§ SHORT PROBLEM:
Check each line for the word "placeholder" and give how many have it. Say nothing else.

§ INPUT MATERIAL:
_ _ _ _

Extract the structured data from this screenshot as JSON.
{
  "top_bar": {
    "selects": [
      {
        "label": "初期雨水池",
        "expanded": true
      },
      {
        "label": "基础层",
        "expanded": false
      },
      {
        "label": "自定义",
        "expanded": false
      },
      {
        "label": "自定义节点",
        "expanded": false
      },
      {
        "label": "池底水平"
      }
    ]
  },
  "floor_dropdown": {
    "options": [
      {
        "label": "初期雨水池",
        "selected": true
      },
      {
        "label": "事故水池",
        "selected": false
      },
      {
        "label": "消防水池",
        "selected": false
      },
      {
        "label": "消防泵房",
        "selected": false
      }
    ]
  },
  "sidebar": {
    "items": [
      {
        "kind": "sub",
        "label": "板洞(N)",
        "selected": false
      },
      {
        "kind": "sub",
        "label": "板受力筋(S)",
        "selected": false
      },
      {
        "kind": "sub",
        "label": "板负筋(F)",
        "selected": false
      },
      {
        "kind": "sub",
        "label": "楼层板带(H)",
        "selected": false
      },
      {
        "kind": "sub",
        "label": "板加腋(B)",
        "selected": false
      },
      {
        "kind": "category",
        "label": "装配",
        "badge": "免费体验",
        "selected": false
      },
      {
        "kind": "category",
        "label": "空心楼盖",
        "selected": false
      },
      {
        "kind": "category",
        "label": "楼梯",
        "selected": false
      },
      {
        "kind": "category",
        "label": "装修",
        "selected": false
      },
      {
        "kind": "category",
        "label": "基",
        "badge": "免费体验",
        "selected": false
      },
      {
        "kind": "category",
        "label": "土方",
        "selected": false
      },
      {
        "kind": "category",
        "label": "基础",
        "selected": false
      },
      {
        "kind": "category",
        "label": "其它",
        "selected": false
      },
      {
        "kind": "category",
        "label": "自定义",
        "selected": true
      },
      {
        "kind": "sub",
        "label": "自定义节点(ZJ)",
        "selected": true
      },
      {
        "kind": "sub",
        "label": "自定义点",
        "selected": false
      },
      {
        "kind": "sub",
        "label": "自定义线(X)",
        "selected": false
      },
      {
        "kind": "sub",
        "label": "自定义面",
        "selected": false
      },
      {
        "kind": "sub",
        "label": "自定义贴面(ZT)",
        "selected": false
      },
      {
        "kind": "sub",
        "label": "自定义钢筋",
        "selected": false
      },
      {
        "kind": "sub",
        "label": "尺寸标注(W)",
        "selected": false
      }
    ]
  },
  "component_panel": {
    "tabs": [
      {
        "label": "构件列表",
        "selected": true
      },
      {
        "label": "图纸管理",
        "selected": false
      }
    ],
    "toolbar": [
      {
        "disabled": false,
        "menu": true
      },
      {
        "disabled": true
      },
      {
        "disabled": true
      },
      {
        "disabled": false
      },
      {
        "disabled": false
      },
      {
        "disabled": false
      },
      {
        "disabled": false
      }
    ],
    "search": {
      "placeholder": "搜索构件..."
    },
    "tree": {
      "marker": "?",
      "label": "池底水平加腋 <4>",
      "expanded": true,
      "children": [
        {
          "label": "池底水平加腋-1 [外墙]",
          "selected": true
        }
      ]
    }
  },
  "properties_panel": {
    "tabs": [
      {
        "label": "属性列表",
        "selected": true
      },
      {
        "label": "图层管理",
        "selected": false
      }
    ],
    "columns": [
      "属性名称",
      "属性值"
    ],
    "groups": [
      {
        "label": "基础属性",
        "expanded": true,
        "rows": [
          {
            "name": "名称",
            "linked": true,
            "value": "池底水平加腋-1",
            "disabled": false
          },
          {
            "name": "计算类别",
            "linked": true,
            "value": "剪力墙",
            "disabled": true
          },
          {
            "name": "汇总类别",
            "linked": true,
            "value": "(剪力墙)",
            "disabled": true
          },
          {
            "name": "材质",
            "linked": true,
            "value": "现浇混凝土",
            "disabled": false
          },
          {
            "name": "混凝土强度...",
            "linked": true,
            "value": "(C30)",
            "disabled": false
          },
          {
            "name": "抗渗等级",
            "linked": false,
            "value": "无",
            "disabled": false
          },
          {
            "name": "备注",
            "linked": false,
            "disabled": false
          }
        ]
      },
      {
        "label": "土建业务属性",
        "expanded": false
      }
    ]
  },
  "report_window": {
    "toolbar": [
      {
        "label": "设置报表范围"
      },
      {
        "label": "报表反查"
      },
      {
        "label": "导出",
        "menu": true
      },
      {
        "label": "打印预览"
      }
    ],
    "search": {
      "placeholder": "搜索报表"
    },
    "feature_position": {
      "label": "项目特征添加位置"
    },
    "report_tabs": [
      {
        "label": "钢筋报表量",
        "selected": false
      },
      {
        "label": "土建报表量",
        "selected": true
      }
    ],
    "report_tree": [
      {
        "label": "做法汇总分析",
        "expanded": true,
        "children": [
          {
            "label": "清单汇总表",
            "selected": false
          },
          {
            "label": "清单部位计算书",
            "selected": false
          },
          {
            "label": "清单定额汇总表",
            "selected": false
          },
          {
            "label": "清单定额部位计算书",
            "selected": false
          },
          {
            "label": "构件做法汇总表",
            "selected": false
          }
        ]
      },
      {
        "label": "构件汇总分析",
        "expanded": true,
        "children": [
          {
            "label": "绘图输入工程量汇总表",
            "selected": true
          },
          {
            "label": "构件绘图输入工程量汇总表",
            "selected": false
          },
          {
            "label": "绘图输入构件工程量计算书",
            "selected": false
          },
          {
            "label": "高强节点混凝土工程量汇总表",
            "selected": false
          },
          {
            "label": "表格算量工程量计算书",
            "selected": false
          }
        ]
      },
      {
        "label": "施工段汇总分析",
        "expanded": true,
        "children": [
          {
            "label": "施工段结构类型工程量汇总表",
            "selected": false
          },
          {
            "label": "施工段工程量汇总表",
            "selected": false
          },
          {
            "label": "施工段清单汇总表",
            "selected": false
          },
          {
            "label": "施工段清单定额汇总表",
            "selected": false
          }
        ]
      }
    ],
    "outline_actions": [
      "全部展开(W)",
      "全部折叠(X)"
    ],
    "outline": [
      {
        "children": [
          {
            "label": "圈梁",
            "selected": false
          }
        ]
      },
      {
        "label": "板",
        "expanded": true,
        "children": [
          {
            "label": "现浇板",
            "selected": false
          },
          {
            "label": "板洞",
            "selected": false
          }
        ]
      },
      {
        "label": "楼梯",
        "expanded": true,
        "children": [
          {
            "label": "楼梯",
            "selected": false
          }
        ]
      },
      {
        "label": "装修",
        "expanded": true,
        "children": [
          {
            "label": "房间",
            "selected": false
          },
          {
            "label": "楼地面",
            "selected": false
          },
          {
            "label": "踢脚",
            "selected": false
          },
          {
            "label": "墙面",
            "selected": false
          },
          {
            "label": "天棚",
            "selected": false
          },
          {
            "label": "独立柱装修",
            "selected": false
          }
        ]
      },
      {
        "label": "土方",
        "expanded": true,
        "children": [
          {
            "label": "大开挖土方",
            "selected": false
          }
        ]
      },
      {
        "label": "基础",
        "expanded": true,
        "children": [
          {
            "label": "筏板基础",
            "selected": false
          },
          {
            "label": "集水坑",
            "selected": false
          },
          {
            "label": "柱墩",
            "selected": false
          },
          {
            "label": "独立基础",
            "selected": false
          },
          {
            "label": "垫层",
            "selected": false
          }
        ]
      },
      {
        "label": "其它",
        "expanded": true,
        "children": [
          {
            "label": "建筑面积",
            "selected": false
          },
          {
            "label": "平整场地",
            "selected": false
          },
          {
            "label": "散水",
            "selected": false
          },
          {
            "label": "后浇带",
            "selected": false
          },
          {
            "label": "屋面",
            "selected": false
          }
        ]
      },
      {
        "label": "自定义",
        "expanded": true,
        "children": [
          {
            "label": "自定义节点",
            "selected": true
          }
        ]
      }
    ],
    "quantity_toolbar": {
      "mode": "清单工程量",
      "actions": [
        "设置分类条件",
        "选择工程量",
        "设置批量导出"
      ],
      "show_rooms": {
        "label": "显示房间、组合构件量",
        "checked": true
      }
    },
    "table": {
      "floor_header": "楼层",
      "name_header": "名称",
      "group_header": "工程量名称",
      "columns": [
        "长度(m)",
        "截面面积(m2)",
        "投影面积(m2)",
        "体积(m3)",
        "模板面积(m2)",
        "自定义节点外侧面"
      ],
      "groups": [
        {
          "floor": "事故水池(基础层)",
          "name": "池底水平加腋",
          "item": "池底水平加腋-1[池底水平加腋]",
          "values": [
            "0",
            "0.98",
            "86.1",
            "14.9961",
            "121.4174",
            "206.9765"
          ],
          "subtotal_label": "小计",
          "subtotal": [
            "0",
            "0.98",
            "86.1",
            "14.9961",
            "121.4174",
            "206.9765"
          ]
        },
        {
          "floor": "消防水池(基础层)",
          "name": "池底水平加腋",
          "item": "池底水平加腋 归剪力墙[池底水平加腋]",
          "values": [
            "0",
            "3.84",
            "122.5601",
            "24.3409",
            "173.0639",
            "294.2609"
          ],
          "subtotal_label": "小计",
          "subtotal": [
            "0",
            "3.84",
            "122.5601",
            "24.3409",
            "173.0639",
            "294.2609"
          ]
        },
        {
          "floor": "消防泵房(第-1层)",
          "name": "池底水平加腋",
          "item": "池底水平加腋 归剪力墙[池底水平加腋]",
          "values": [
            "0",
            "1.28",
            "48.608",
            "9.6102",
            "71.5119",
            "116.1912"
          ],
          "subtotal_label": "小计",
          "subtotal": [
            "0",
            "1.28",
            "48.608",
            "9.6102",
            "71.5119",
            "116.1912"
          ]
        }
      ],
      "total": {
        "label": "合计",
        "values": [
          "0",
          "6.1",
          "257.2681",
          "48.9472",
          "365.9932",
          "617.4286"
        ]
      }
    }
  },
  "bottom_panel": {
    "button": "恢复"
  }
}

_ _ _ _

§ SOLUTION TO THIS EXERCISE:
2